*MATERIAL FOR THIS EXERCISE*:
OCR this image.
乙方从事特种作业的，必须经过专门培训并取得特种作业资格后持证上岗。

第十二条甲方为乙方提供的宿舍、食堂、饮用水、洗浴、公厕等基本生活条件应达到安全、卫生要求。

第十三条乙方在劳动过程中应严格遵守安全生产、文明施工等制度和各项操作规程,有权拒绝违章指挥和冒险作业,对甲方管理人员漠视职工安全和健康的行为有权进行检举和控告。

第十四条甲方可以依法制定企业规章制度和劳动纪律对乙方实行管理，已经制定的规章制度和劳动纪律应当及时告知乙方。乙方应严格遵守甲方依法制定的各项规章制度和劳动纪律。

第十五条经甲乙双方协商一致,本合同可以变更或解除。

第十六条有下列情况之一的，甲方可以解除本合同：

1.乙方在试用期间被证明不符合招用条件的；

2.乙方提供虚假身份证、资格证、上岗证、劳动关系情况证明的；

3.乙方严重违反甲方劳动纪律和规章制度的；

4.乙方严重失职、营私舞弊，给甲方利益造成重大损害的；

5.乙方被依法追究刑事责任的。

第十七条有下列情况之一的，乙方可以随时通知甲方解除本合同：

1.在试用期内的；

*DIRECTIVE*: Retype the listing exactly, in full.

*SOLUTION TO THIS PROBLEM*:
OCR this image.
乙方从事特种作业的，必须经过专门培训并取得特种作业资格后持证上岗。

第十二条甲方为乙方提供的宿舍、食堂、饮用水、洗浴、公厕等基本生活条件应达到安全、卫生要求。

第十三条乙方在劳动过程中应严格遵守安全生产、文明施工等制度和各项操作规程,有权拒绝违章指挥和冒险作业,对甲方管理人员漠视职工安全和健康的行为有权进行检举和控告。

第十四条甲方可以依法制定企业规章制度和劳动纪律对乙方实行管理，已经制定的规章制度和劳动纪律应当及时告知乙方。乙方应严格遵守甲方依法制定的各项规章制度和劳动纪律。

第十五条经甲乙双方协商一致,本合同可以变更或解除。

第十六条有下列情况之一的，甲方可以解除本合同：

1.乙方在试用期间被证明不符合招用条件的；

2.乙方提供虚假身份证、资格证、上岗证、劳动关系情况证明的；

3.乙方严重违反甲方劳动纪律和规章制度的；

4.乙方严重失职、营私舞弊，给甲方利益造成重大损害的；

5.乙方被依法追究刑事责任的。

第十七条有下列情况之一的，乙方可以随时通知甲方解除本合同：

1.在试用期内的；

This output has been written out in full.